INPUT MATERIAL
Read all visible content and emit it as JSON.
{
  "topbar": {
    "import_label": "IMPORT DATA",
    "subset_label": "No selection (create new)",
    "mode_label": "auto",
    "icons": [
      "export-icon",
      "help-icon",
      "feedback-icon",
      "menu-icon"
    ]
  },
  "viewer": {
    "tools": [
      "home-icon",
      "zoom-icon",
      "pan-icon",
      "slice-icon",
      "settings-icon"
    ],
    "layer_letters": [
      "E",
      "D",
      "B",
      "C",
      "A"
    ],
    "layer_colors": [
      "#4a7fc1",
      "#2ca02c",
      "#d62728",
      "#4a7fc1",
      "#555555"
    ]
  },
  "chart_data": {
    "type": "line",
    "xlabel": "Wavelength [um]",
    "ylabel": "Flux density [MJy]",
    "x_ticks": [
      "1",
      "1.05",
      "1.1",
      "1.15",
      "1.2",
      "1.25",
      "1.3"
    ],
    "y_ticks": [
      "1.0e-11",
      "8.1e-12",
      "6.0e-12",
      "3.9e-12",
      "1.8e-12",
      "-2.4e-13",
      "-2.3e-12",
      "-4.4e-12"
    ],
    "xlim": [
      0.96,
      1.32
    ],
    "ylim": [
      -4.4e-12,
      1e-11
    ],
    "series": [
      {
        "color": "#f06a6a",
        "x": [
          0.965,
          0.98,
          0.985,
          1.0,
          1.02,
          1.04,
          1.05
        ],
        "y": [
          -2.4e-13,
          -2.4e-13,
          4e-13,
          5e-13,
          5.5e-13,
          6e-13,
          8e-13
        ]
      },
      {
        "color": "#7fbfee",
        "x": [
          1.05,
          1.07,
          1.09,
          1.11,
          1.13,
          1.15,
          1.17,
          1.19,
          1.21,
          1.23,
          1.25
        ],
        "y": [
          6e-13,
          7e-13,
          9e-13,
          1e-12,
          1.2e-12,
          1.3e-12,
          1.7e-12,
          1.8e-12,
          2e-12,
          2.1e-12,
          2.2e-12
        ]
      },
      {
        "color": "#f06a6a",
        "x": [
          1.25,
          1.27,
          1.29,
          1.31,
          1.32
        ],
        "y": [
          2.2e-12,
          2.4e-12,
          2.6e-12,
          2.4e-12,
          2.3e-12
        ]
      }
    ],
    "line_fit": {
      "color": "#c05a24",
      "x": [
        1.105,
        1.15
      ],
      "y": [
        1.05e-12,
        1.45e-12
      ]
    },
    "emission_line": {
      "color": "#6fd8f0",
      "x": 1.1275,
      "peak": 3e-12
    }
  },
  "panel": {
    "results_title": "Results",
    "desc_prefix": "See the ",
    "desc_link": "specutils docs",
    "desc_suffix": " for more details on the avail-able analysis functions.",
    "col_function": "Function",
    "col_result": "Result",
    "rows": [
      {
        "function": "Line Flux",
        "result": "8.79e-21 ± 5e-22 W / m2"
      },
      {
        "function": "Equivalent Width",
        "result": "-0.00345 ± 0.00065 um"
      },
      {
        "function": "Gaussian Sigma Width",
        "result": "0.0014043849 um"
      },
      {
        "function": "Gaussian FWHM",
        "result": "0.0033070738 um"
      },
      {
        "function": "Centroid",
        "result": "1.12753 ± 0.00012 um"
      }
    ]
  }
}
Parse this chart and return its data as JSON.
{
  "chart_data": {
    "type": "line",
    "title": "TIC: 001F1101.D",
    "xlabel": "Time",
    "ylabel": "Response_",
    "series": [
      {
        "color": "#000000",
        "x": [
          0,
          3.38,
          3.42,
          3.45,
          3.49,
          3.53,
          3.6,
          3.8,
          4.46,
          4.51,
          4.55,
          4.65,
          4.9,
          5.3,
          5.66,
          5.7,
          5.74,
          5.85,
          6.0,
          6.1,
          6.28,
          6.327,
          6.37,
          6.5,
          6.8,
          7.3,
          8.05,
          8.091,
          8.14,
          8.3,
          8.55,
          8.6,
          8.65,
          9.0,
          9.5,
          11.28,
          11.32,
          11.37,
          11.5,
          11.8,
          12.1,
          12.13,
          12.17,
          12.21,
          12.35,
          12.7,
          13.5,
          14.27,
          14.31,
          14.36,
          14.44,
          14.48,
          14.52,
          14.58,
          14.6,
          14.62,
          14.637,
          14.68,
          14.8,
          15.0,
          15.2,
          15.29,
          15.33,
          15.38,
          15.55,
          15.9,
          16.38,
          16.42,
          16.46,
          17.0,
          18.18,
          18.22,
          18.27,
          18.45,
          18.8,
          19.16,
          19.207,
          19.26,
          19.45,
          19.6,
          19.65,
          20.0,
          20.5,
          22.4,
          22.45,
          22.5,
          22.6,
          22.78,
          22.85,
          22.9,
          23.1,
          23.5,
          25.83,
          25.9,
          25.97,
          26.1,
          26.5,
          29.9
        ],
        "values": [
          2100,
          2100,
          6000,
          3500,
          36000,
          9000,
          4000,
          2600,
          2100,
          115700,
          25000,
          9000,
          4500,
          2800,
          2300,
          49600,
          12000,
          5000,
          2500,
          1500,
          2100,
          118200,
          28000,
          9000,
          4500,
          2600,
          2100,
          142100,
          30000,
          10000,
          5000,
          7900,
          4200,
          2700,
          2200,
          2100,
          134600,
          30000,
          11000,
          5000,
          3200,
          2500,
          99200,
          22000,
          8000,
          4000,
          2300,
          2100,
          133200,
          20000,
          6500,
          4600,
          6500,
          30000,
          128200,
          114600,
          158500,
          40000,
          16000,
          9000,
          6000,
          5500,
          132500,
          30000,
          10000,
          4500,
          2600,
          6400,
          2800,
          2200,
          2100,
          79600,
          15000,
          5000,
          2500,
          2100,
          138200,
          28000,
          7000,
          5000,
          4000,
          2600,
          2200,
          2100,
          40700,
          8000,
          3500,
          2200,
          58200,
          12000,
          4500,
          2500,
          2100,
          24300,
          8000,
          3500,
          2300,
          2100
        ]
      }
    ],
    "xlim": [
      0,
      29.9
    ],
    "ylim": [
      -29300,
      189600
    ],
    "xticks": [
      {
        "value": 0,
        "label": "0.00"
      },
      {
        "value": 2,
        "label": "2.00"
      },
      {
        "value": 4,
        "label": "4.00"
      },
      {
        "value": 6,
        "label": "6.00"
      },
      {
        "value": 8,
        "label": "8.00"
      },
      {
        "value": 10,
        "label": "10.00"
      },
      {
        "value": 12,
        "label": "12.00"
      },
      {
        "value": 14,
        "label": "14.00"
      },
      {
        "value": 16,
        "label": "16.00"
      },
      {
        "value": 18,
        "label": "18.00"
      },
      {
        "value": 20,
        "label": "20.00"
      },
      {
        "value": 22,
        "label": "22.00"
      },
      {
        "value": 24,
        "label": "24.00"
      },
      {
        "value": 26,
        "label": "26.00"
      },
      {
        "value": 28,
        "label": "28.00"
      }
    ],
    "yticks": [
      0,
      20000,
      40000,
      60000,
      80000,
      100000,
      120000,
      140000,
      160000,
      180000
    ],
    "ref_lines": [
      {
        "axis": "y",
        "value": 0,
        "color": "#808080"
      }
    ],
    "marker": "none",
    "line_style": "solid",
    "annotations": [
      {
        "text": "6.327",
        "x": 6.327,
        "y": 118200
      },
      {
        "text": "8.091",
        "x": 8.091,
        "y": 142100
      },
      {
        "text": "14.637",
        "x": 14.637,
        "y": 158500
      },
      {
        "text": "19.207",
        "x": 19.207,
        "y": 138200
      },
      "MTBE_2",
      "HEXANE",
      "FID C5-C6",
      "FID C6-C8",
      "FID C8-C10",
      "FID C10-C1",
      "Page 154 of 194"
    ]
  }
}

TASK GOAL
Repeat every record, keeping each word and mark exactly as it is.

PROBLEM SOLUTION
Read all visible content and emit it as JSON.
{
  "topbar": {
    "import_label": "IMPORT DATA",
    "subset_label": "No selection (create new)",
    "mode_label": "auto",
    "icons": [
      "export-icon",
      "help-icon",
      "feedback-icon",
      "menu-icon"
    ]
  },
  "viewer": {
    "tools": [
      "home-icon",
      "zoom-icon",
      "pan-icon",
      "slice-icon",
      "settings-icon"
    ],
    "layer_letters": [
      "E",
      "D",
      "B",
      "C",
      "A"
    ],
    "layer_colors": [
      "#4a7fc1",
      "#2ca02c",
      "#d62728",
      "#4a7fc1",
      "#555555"
    ]
  },
  "chart_data": {
    "type": "line",
    "xlabel": "Wavelength [um]",
    "ylabel": "Flux density [MJy]",
    "x_ticks": [
      "1",
      "1.05",
      "1.1",
      "1.15",
      "1.2",
      "1.25",
      "1.3"
    ],
    "y_ticks": [
      "1.0e-11",
      "8.1e-12",
      "6.0e-12",
      "3.9e-12",
      "1.8e-12",
      "-2.4e-13",
      "-2.3e-12",
      "-4.4e-12"
    ],
    "xlim": [
      0.96,
      1.32
    ],
    "ylim": [
      -4.4e-12,
      1e-11
    ],
    "series": [
      {
        "color": "#f06a6a",
        "x": [
          0.965,
          0.98,
          0.985,
          1.0,
          1.02,
          1.04,
          1.05
        ],
        "y": [
          -2.4e-13,
          -2.4e-13,
          4e-13,
          5e-13,
          5.5e-13,
          6e-13,
          8e-13
        ]
      },
      {
        "color": "#7fbfee",
        "x": [
          1.05,
          1.07,
          1.09,
          1.11,
          1.13,
          1.15,
          1.17,
          1.19,
          1.21,
          1.23,
          1.25
        ],
        "y": [
          6e-13,
          7e-13,
          9e-13,
          1e-12,
          1.2e-12,
          1.3e-12,
          1.7e-12,
          1.8e-12,
          2e-12,
          2.1e-12,
          2.2e-12
        ]
      },
      {
        "color": "#f06a6a",
        "x": [
          1.25,
          1.27,
          1.29,
          1.31,
          1.32
        ],
        "y": [
          2.2e-12,
          2.4e-12,
          2.6e-12,
          2.4e-12,
          2.3e-12
        ]
      }
    ],
    "line_fit": {
      "color": "#c05a24",
      "x": [
        1.105,
        1.15
      ],
      "y": [
        1.05e-12,
        1.45e-12
      ]
    },
    "emission_line": {
      "color": "#6fd8f0",
      "x": 1.1275,
      "peak": 3e-12
    }
  },
  "panel": {
    "results_title": "Results",
    "desc_prefix": "See the ",
    "desc_link": "specutils docs",
    "desc_suffix": " for more details on the avail-able analysis functions.",
    "col_function": "Function",
    "col_result": "Result",
    "rows": [
      {
        "function": "Line Flux",
        "result": "8.79e-21 ± 5e-22 W / m2"
      },
      {
        "function": "Equivalent Width",
        "result": "-0.00345 ± 0.00065 um"
      },
      {
        "function": "Gaussian Sigma Width",
        "result": "0.0014043849 um"
      },
      {
        "function": "Gaussian FWHM",
        "result": "0.0033070738 um"
      },
      {
        "function": "Centroid",
        "result": "1.12753 ± 0.00012 um"
      }
    ]
  }
}
Parse this chart and return its data as JSON.
{
  "chart_data": {
    "type": "line",
    "title": "TIC: 001F1101.D",
    "xlabel": "Time",
    "ylabel": "Response_",
    "series": [
      {
        "color": "#000000",
        "x": [
          0,
          3.38,
          3.42,
          3.45,
          3.49,
          3.53,
          3.6,
          3.8,
          4.46,
          4.51,
          4.55,
          4.65,
          4.9,
          5.3,
          5.66,
          5.7,
          5.74,
          5.85,
          6.0,
          6.1,
          6.28,
          6.327,
          6.37,
          6.5,
          6.8,
          7.3,
          8.05,
          8.091,
          8.14,
          8.3,
          8.55,
          8.6,
          8.65,
          9.0,
          9.5,
          11.28,
          11.32,
          11.37,
          11.5,
          11.8,
          12.1,
          12.13,
          12.17,
          12.21,
          12.35,
          12.7,
          13.5,
          14.27,
          14.31,
          14.36,
          14.44,
          14.48,
          14.52,
          14.58,
          14.6,
          14.62,
          14.637,
          14.68,
          14.8,
          15.0,
          15.2,
          15.29,
          15.33,
          15.38,
          15.55,
          15.9,
          16.38,
          16.42,
          16.46,
          17.0,
          18.18,
          18.22,
          18.27,
          18.45,
          18.8,
          19.16,
          19.207,
          19.26,
          19.45,
          19.6,
          19.65,
          20.0,
          20.5,
          22.4,
          22.45,
          22.5,
          22.6,
          22.78,
          22.85,
          22.9,
          23.1,
          23.5,
          25.83,
          25.9,
          25.97,
          26.1,
          26.5,
          29.9
        ],
        "values": [
          2100,
          2100,
          6000,
          3500,
          36000,
          9000,
          4000,
          2600,
          2100,
          115700,
          25000,
          9000,
          4500,
          2800,
          2300,
          49600,
          12000,
          5000,
          2500,
          1500,
          2100,
          118200,
          28000,
          9000,
          4500,
          2600,
          2100,
          142100,
          30000,
          10000,
          5000,
          7900,
          4200,
          2700,
          2200,
          2100,
          134600,
          30000,
          11000,
          5000,
          3200,
          2500,
          99200,
          22000,
          8000,
          4000,
          2300,
          2100,
          133200,
          20000,
          6500,
          4600,
          6500,
          30000,
          128200,
          114600,
          158500,
          40000,
          16000,
          9000,
          6000,
          5500,
          132500,
          30000,
          10000,
          4500,
          2600,
          6400,
          2800,
          2200,
          2100,
          79600,
          15000,
          5000,
          2500,
          2100,
          138200,
          28000,
          7000,
          5000,
          4000,
          2600,
          2200,
          2100,
          40700,
          8000,
          3500,
          2200,
          58200,
          12000,
          4500,
          2500,
          2100,
          24300,
          8000,
          3500,
          2300,
          2100
        ]
      }
    ],
    "xlim": [
      0,
      29.9
    ],
    "ylim": [
      -29300,
      189600
    ],
    "xticks": [
      {
        "value": 0,
        "label": "0.00"
      },
      {
        "value": 2,
        "label": "2.00"
      },
      {
        "value": 4,
        "label": "4.00"
      },
      {
        "value": 6,
        "label": "6.00"
      },
      {
        "value": 8,
        "label": "8.00"
      },
      {
        "value": 10,
        "label": "10.00"
      },
      {
        "value": 12,
        "label": "12.00"
      },
      {
        "value": 14,
        "label": "14.00"
      },
      {
        "value": 16,
        "label": "16.00"
      },
      {
        "value": 18,
        "label": "18.00"
      },
      {
        "value": 20,
        "label": "20.00"
      },
      {
        "value": 22,
        "label": "22.00"
      },
      {
        "value": 24,
        "label": "24.00"
      },
      {
        "value": 26,
        "label": "26.00"
      },
      {
        "value": 28,
        "label": "28.00"
      }
    ],
    "yticks": [
      0,
      20000,
      40000,
      60000,
      80000,
      100000,
      120000,
      140000,
      160000,
      180000
    ],
    "ref_lines": [
      {
        "axis": "y",
        "value": 0,
        "color": "#808080"
      }
    ],
    "marker": "none",
    "line_style": "solid",
    "annotations": [
      {
        "text": "6.327",
        "x": 6.327,
        "y": 118200
      },
      {
        "text": "8.091",
        "x": 8.091,
        "y": 142100
      },
      {
        "text": "14.637",
        "x": 14.637,
        "y": 158500
      },
      {
        "text": "19.207",
        "x": 19.207,
        "y": 138200
      },
      "MTBE_2",
      "HEXANE",
      "FID C5-C6",
      "FID C6-C8",
      "FID C8-C10",
      "FID C10-C1",
      "Page 154 of 194"
    ]
  }
}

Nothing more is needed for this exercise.